- **Stated task**
Retype each record shown below, leaving every character as it is.

--- Data shown ---

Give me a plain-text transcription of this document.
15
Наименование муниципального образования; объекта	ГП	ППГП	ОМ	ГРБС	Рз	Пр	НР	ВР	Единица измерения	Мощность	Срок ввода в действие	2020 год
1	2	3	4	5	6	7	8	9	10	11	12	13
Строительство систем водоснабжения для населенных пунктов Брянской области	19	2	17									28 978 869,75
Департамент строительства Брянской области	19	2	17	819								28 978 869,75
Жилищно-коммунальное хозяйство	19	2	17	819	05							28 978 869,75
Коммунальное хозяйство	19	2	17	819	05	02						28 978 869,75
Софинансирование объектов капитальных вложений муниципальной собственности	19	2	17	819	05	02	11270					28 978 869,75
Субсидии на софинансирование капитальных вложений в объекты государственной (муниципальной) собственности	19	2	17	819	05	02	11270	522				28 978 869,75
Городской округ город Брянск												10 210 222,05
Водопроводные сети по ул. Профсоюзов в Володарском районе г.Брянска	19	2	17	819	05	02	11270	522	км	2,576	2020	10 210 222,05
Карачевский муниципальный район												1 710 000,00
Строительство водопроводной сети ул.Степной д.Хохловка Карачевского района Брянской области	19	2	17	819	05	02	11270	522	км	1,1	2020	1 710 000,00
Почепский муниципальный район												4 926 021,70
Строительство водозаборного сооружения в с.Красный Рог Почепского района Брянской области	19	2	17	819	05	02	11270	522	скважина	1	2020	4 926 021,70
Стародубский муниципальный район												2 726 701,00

---

- **Exercise output**
Give me a plain-text transcription of this document.
15
Наименование муниципального образования; объекта	ГП	ППГП	ОМ	ГРБС	Рз	Пр	НР	ВР	Единица измерения	Мощность	Срок ввода в действие	2020 год
1	2	3	4	5	6	7	8	9	10	11	12	13
Строительство систем водоснабжения для населенных пунктов Брянской области	19	2	17									28 978 869,75
Департамент строительства Брянской области	19	2	17	819								28 978 869,75
Жилищно-коммунальное хозяйство	19	2	17	819	05							28 978 869,75
Коммунальное хозяйство	19	2	17	819	05	02						28 978 869,75
Софинансирование объектов капитальных вложений муниципальной собственности	19	2	17	819	05	02	11270					28 978 869,75
Субсидии на софинансирование капитальных вложений в объекты государственной (муниципальной) собственности	19	2	17	819	05	02	11270	522				28 978 869,75
Городской округ город Брянск												10 210 222,05
Водопроводные сети по ул. Профсоюзов в Володарском районе г.Брянска	19	2	17	819	05	02	11270	522	км	2,576	2020	10 210 222,05
Карачевский муниципальный район												1 710 000,00
Строительство водопроводной сети ул.Степной д.Хохловка Карачевского района Брянской области	19	2	17	819	05	02	11270	522	км	1,1	2020	1 710 000,00
Почепский муниципальный район												4 926 021,70
Строительство водозаборного сооружения в с.Красный Рог Почепского района Брянской области	19	2	17	819	05	02	11270	522	скважина	1	2020	4 926 021,70
Стародубский муниципальный район												2 726 701,00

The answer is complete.